• **AIM**:
Output each entry verbatim and exclude every picture from it.

• **RECORDS FOR THE TASK**:
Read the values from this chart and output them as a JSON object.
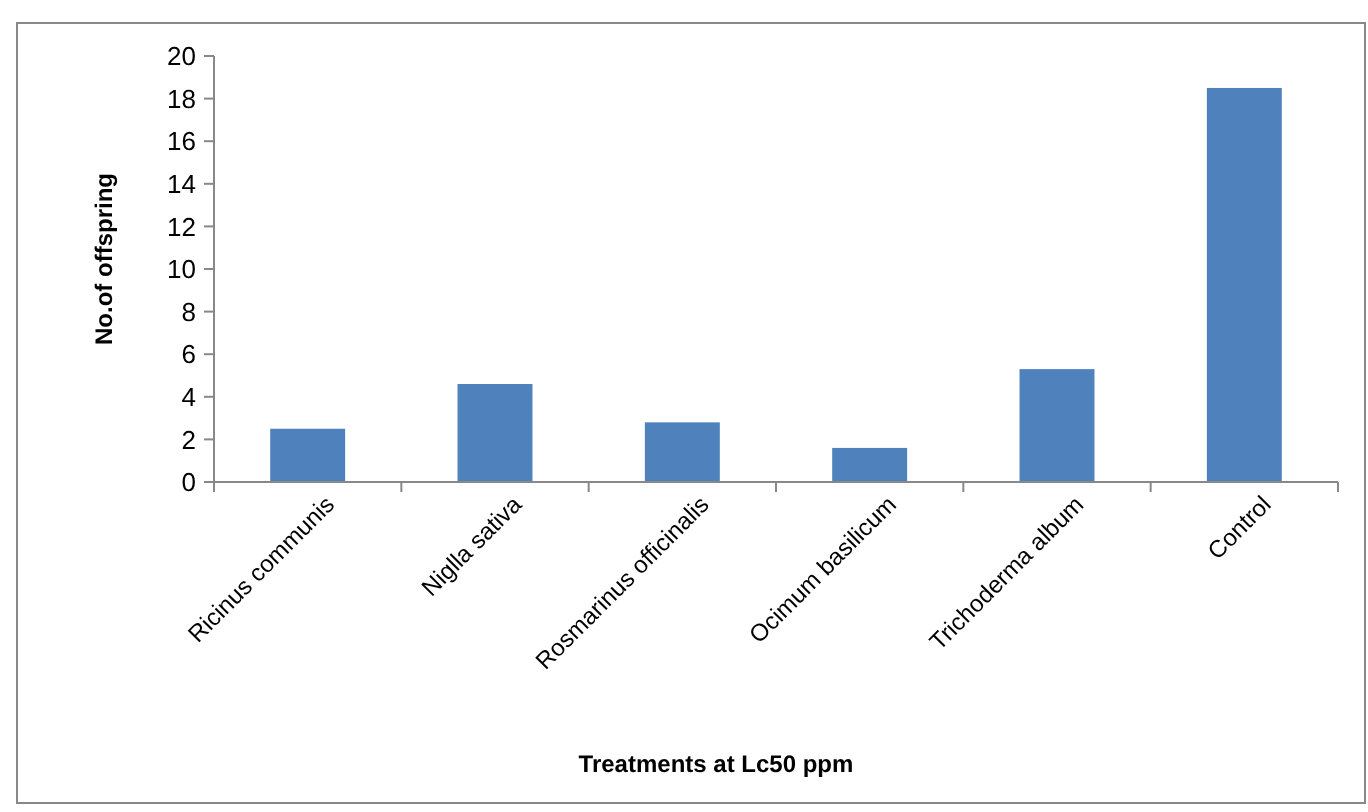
{
  "chart_data": {
    "type": "bar",
    "xlabel": "Treatments at Lc50 ppm",
    "ylabel": "No.of offspring",
    "categories": [
      "Ricinus communis",
      "Niglla sativa",
      "Rosmarinus officinalis",
      "Ocimum basilicum",
      "Trichoderma album",
      "Control"
    ],
    "values": [
      2.5,
      4.6,
      2.8,
      1.6,
      5.3,
      18.5
    ],
    "color": "#4f81bd",
    "ylim": [
      0,
      20
    ],
    "yticks": [
      0,
      2,
      4,
      6,
      8,
      10,
      12,
      14,
      16,
      18,
      20
    ],
    "grid": false
  }
}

• **PROBLEM SOLUTION**:
Read the values from this chart and output them as a JSON object.
{
  "chart_data": {
    "type": "bar",
    "xlabel": "Treatments at Lc50 ppm",
    "ylabel": "No.of offspring",
    "categories": [
      "Ricinus communis",
      "Niglla sativa",
      "Rosmarinus officinalis",
      "Ocimum basilicum",
      "Trichoderma album",
      "Control"
    ],
    "values": [
      2.5,
      4.6,
      2.8,
      1.6,
      5.3,
      18.5
    ],
    "color": "#4f81bd",
    "ylim": [
      0,
      20
    ],
    "yticks": [
      0,
      2,
      4,
      6,
      8,
      10,
      12,
      14,
      16,
      18,
      20
    ],
    "grid": false
  }
}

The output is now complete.